Rows from a dataset

------------------------------------------------------------

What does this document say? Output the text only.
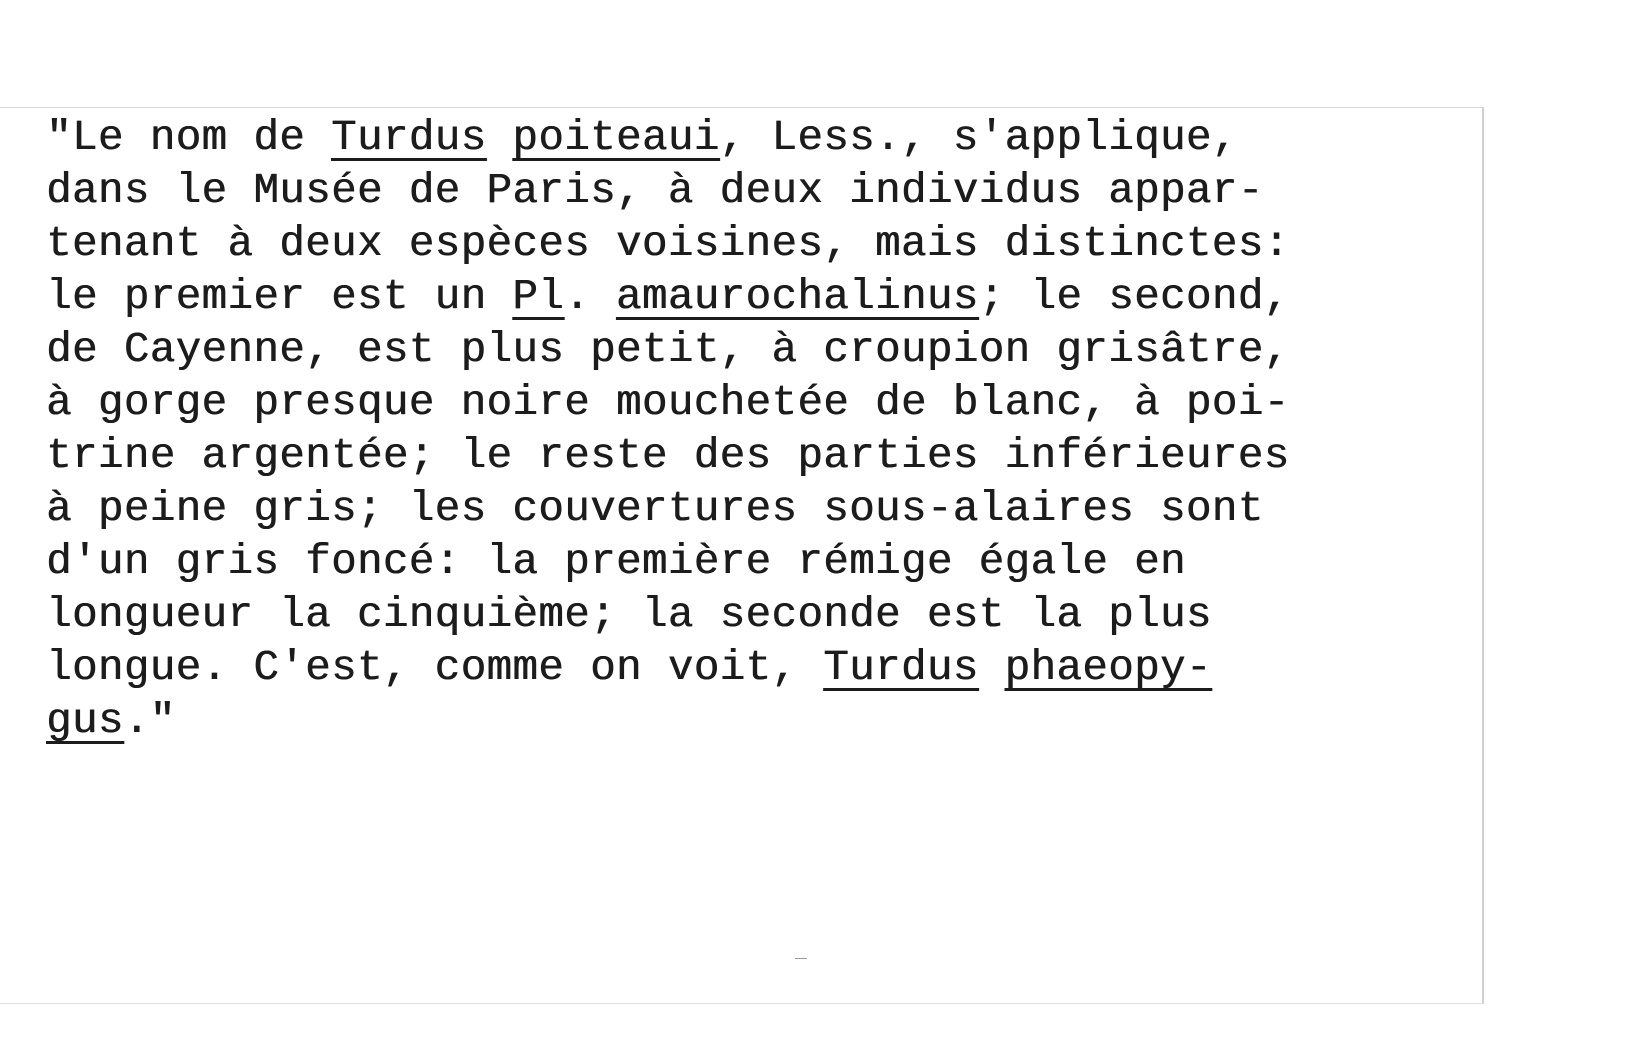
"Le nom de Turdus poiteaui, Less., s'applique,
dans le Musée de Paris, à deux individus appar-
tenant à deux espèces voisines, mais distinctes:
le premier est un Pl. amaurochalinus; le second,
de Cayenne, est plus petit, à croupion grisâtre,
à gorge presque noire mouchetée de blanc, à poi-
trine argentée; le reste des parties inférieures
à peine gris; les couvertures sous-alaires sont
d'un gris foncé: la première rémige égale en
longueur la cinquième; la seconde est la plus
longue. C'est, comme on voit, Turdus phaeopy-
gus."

------------------------------------------------------------

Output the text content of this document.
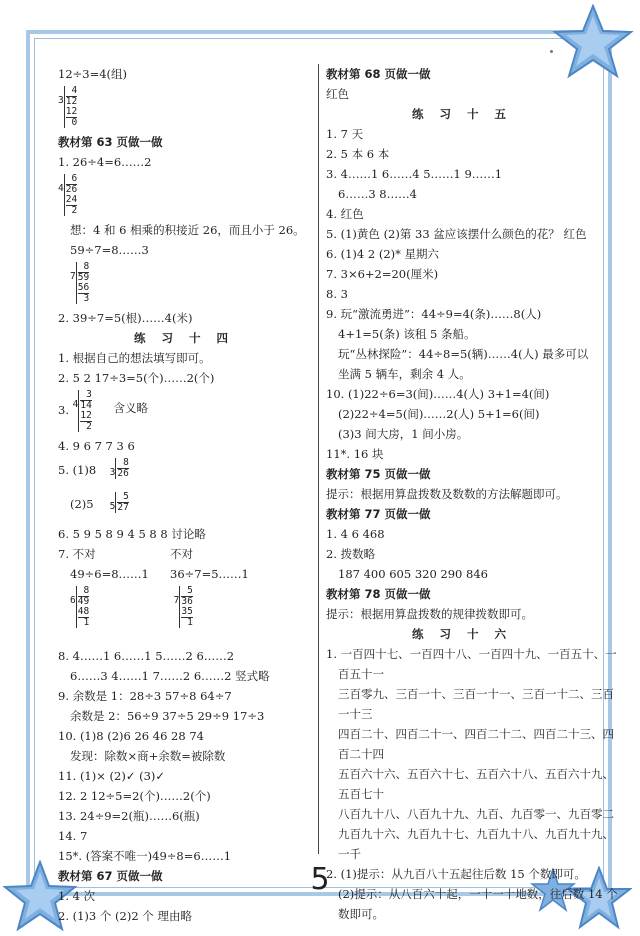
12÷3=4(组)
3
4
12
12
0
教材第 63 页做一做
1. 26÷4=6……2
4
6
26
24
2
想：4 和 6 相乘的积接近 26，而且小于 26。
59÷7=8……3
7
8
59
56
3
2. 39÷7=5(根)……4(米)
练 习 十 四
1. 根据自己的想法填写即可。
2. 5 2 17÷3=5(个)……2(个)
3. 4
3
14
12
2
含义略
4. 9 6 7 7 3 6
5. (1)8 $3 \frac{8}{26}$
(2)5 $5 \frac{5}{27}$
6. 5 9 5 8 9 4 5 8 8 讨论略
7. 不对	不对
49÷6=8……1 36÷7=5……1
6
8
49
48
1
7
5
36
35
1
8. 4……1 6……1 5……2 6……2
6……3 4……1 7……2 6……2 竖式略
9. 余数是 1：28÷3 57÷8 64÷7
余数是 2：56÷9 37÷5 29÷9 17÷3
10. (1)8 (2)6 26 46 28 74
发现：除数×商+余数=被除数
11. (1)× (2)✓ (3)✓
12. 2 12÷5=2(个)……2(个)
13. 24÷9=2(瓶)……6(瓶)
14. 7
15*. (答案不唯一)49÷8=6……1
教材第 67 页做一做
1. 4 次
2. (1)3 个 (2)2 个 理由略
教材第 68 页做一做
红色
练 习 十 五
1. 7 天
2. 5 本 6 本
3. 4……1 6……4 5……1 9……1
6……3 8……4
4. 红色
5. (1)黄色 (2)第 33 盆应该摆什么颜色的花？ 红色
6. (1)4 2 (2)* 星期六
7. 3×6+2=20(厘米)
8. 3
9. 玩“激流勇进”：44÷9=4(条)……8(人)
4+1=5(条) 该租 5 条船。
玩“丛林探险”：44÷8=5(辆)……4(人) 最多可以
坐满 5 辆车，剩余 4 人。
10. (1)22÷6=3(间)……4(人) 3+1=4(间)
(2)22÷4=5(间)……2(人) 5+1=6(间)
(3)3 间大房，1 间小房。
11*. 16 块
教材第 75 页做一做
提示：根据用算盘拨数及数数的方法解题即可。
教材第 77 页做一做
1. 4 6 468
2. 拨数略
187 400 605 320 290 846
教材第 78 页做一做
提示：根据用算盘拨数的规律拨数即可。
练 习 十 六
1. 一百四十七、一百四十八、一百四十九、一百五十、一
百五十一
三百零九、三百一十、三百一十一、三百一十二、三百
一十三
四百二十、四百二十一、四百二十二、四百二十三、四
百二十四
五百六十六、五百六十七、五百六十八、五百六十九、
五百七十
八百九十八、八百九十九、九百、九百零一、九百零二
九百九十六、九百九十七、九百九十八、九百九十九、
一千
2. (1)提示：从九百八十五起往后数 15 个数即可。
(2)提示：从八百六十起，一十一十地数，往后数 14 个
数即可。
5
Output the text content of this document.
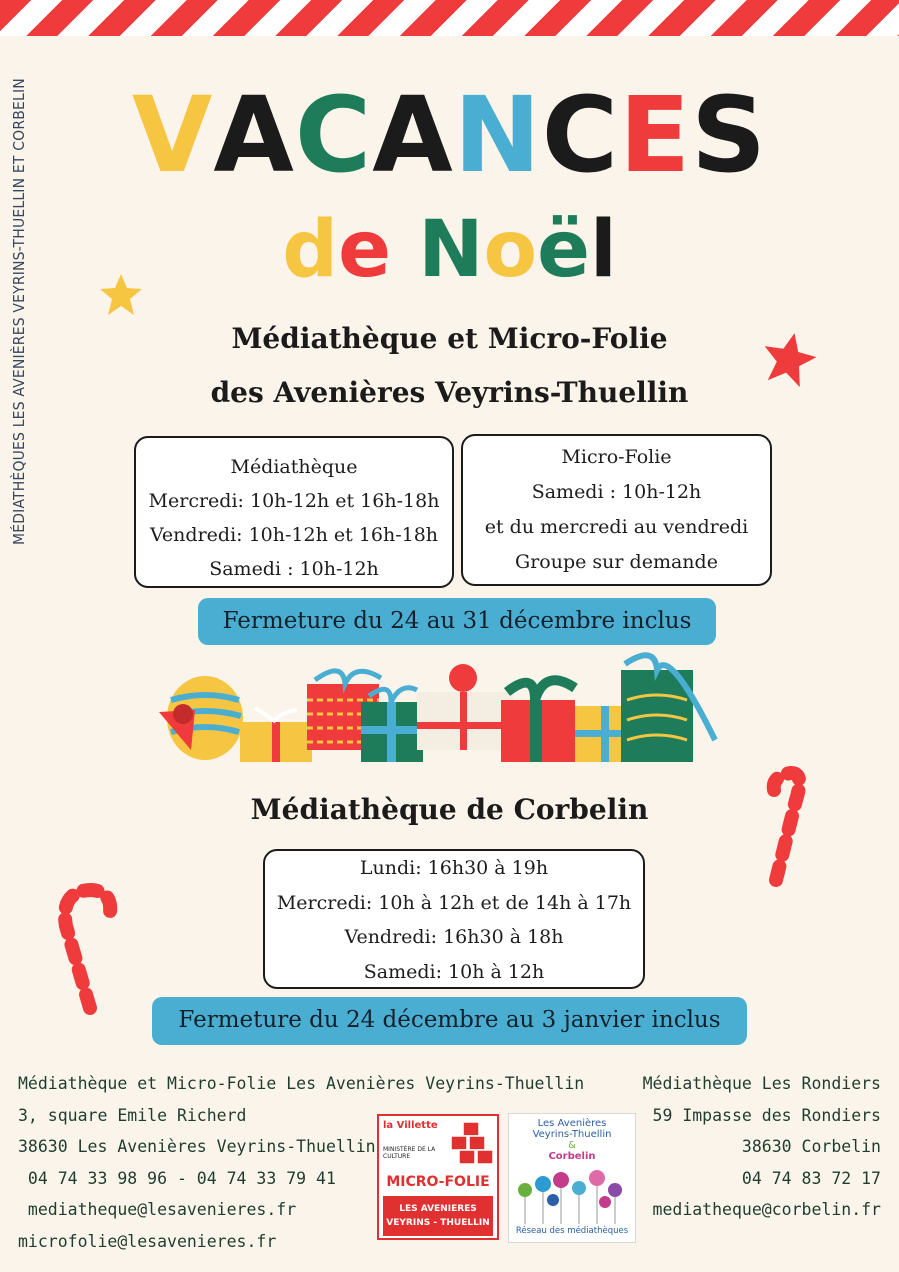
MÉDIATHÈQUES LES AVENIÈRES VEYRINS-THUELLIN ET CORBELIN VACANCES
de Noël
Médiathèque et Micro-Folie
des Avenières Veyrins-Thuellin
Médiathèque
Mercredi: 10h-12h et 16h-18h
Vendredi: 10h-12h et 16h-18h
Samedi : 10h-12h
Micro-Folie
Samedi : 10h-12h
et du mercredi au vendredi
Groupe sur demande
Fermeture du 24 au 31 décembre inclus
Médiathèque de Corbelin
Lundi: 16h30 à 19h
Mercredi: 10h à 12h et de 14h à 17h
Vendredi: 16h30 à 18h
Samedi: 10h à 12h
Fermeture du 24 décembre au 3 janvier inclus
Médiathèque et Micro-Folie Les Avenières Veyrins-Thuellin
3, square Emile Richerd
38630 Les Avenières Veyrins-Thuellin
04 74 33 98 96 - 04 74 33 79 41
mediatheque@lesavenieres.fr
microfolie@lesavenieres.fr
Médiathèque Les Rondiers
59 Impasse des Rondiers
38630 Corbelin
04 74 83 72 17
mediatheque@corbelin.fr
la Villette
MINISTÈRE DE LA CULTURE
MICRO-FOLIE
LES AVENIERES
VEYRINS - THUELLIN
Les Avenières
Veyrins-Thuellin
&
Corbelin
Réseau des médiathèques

------------------------------------------------------------

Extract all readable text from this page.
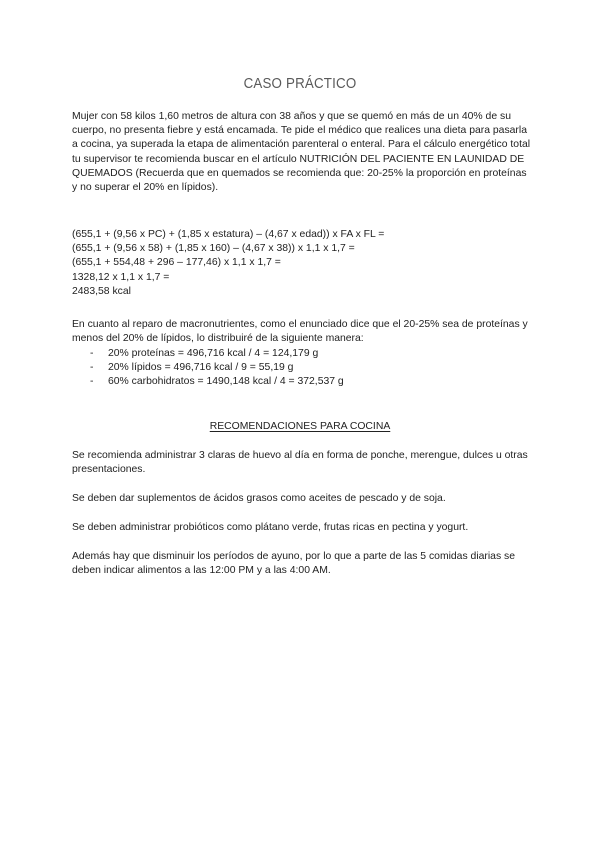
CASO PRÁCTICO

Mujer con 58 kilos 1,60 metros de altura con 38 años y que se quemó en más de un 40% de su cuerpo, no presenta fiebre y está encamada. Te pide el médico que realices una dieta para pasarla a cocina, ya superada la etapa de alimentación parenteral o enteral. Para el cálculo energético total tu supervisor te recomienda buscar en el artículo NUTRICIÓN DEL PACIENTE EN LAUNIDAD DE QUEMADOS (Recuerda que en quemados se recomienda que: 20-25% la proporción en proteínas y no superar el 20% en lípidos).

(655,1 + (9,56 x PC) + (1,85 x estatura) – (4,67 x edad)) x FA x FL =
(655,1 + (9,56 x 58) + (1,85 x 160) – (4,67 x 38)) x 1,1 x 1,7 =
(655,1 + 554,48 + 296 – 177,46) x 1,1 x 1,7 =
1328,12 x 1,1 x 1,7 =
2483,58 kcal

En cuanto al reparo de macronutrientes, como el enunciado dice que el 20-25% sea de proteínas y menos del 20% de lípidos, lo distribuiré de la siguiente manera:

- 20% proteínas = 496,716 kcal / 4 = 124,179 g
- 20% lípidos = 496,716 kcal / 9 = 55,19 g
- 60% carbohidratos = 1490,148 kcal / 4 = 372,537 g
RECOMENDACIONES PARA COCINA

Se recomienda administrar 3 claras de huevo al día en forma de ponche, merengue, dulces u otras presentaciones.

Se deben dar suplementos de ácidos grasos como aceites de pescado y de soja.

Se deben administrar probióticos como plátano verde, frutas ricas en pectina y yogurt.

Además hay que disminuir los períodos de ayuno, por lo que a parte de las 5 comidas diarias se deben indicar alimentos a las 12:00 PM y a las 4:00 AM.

------------------------------------------------------------

Only the number is needed here: how many lines of the records contain "lesavenieres"?

2